[Extracted records]
++++
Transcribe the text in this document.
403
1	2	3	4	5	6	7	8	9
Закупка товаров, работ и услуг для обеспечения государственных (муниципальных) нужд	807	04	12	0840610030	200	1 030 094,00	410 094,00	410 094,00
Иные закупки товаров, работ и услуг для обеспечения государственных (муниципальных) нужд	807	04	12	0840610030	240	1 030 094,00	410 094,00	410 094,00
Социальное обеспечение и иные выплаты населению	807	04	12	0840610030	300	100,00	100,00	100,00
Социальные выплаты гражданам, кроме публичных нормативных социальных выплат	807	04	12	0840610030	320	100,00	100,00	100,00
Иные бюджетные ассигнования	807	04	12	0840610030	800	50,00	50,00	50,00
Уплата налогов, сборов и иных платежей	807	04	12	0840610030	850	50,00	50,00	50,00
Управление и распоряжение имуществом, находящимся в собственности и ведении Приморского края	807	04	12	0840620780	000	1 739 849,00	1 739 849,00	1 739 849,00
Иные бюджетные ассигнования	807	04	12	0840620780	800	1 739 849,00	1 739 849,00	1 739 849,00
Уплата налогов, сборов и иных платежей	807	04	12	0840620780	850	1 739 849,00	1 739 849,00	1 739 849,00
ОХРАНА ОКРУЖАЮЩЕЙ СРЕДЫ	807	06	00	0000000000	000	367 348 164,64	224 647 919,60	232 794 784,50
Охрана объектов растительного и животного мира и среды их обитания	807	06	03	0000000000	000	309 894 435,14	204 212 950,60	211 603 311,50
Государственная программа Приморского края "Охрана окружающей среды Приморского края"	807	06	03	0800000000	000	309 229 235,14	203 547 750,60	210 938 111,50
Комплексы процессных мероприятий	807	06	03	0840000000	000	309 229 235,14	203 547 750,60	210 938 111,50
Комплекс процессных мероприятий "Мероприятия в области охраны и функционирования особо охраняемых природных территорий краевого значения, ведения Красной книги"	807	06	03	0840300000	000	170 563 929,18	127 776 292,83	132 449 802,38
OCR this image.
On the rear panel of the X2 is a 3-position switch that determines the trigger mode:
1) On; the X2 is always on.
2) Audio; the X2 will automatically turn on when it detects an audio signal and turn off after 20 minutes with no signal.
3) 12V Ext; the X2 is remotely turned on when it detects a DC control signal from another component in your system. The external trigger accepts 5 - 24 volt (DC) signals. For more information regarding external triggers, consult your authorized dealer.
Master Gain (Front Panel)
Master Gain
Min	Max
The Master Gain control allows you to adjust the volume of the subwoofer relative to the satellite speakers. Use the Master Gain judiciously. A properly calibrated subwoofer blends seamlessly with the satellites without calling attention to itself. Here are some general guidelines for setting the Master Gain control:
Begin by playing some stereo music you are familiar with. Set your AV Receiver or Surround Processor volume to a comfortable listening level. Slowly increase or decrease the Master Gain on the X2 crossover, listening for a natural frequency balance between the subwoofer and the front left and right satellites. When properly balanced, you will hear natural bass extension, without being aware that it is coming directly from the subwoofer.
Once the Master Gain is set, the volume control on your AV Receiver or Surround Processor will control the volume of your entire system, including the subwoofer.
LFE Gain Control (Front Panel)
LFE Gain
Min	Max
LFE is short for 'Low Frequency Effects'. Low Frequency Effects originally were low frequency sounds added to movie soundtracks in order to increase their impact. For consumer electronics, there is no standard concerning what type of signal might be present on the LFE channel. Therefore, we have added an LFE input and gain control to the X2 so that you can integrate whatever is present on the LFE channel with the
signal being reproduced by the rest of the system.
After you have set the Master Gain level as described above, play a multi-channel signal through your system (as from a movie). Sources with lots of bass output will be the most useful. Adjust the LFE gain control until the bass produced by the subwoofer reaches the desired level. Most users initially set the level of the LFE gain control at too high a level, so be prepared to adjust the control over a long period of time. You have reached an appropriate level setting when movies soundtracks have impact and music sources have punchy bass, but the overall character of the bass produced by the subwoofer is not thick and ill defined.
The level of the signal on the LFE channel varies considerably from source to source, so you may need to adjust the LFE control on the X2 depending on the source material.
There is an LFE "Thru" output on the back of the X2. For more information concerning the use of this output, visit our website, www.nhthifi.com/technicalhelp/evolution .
++++
Requirements
Output the records exactly, including every line.

Output for this exercise
Transcribe the text in this document.
403
1	2	3	4	5	6	7	8	9
Закупка товаров, работ и услуг для обеспечения государственных (муниципальных) нужд	807	04	12	0840610030	200	1 030 094,00	410 094,00	410 094,00
Иные закупки товаров, работ и услуг для обеспечения государственных (муниципальных) нужд	807	04	12	0840610030	240	1 030 094,00	410 094,00	410 094,00
Социальное обеспечение и иные выплаты населению	807	04	12	0840610030	300	100,00	100,00	100,00
Социальные выплаты гражданам, кроме публичных нормативных социальных выплат	807	04	12	0840610030	320	100,00	100,00	100,00
Иные бюджетные ассигнования	807	04	12	0840610030	800	50,00	50,00	50,00
Уплата налогов, сборов и иных платежей	807	04	12	0840610030	850	50,00	50,00	50,00
Управление и распоряжение имуществом, находящимся в собственности и ведении Приморского края	807	04	12	0840620780	000	1 739 849,00	1 739 849,00	1 739 849,00
Иные бюджетные ассигнования	807	04	12	0840620780	800	1 739 849,00	1 739 849,00	1 739 849,00
Уплата налогов, сборов и иных платежей	807	04	12	0840620780	850	1 739 849,00	1 739 849,00	1 739 849,00
ОХРАНА ОКРУЖАЮЩЕЙ СРЕДЫ	807	06	00	0000000000	000	367 348 164,64	224 647 919,60	232 794 784,50
Охрана объектов растительного и животного мира и среды их обитания	807	06	03	0000000000	000	309 894 435,14	204 212 950,60	211 603 311,50
Государственная программа Приморского края "Охрана окружающей среды Приморского края"	807	06	03	0800000000	000	309 229 235,14	203 547 750,60	210 938 111,50
Комплексы процессных мероприятий	807	06	03	0840000000	000	309 229 235,14	203 547 750,60	210 938 111,50
Комплекс процессных мероприятий "Мероприятия в области охраны и функционирования особо охраняемых природных территорий краевого значения, ведения Красной книги"	807	06	03	0840300000	000	170 563 929,18	127 776 292,83	132 449 802,38
OCR this image.
On the rear panel of the X2 is a 3-position switch that determines the trigger mode:
1) On; the X2 is always on.
2) Audio; the X2 will automatically turn on when it detects an audio signal and turn off after 20 minutes with no signal.
3) 12V Ext; the X2 is remotely turned on when it detects a DC control signal from another component in your system. The external trigger accepts 5 - 24 volt (DC) signals. For more information regarding external triggers, consult your authorized dealer.
Master Gain (Front Panel)
Master Gain
Min	Max
The Master Gain control allows you to adjust the volume of the subwoofer relative to the satellite speakers. Use the Master Gain judiciously. A properly calibrated subwoofer blends seamlessly with the satellites without calling attention to itself. Here are some general guidelines for setting the Master Gain control:
Begin by playing some stereo music you are familiar with. Set your AV Receiver or Surround Processor volume to a comfortable listening level. Slowly increase or decrease the Master Gain on the X2 crossover, listening for a natural frequency balance between the subwoofer and the front left and right satellites. When properly balanced, you will hear natural bass extension, without being aware that it is coming directly from the subwoofer.
Once the Master Gain is set, the volume control on your AV Receiver or Surround Processor will control the volume of your entire system, including the subwoofer.
LFE Gain Control (Front Panel)
LFE Gain
Min	Max
LFE is short for 'Low Frequency Effects'. Low Frequency Effects originally were low frequency sounds added to movie soundtracks in order to increase their impact. For consumer electronics, there is no standard concerning what type of signal might be present on the LFE channel. Therefore, we have added an LFE input and gain control to the X2 so that you can integrate whatever is present on the LFE channel with the
signal being reproduced by the rest of the system.
After you have set the Master Gain level as described above, play a multi-channel signal through your system (as from a movie). Sources with lots of bass output will be the most useful. Adjust the LFE gain control until the bass produced by the subwoofer reaches the desired level. Most users initially set the level of the LFE gain control at too high a level, so be prepared to adjust the control over a long period of time. You have reached an appropriate level setting when movies soundtracks have impact and music sources have punchy bass, but the overall character of the bass produced by the subwoofer is not thick and ill defined.
The level of the signal on the LFE channel varies considerably from source to source, so you may need to adjust the LFE control on the X2 depending on the source material.
There is an LFE "Thru" output on the back of the X2. For more information concerning the use of this output, visit our website, www.nhthifi.com/technicalhelp/evolution .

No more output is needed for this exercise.